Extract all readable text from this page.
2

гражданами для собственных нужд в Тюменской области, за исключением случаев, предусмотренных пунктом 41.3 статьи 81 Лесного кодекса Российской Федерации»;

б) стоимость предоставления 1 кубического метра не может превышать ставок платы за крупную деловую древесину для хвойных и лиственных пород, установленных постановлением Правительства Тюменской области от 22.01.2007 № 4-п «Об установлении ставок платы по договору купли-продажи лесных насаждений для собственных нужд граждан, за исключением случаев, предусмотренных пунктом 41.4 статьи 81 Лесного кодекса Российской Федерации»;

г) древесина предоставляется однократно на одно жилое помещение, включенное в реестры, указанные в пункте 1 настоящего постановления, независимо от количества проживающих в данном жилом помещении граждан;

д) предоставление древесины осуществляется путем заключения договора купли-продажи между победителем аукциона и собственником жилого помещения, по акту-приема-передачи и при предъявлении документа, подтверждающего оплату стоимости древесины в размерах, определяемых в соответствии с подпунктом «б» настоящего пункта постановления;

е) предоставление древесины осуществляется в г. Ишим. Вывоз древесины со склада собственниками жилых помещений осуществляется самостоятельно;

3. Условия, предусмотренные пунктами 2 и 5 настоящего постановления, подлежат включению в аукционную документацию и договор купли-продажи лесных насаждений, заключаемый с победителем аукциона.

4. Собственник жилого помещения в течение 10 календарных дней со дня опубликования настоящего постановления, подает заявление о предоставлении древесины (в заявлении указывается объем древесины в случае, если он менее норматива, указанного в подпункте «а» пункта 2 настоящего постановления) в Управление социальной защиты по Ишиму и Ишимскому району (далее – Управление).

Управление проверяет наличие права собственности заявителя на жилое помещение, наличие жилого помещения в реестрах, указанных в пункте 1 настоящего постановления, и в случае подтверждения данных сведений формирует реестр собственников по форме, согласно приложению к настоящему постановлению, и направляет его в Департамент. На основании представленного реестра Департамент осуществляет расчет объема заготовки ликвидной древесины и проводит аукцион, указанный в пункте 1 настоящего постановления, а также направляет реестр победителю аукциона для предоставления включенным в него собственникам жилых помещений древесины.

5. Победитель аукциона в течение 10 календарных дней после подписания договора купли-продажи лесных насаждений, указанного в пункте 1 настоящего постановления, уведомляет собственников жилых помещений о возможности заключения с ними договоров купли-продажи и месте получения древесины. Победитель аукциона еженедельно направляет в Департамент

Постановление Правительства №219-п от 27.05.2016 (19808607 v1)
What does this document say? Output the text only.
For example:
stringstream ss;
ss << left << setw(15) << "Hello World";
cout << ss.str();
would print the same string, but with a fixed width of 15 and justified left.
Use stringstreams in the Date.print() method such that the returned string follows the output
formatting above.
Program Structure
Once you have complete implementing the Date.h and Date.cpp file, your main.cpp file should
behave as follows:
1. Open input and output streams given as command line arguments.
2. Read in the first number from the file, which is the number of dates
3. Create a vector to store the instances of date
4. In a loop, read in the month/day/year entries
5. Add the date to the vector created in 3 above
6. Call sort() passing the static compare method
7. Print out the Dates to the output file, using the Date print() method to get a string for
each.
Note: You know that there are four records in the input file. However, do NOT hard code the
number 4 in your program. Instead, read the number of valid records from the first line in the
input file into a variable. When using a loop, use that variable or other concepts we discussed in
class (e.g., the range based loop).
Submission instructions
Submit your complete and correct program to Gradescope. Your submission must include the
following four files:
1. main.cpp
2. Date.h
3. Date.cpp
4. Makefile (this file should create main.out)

:::

How many lines in these entries contain the string "your"? State the number and nothing more.

3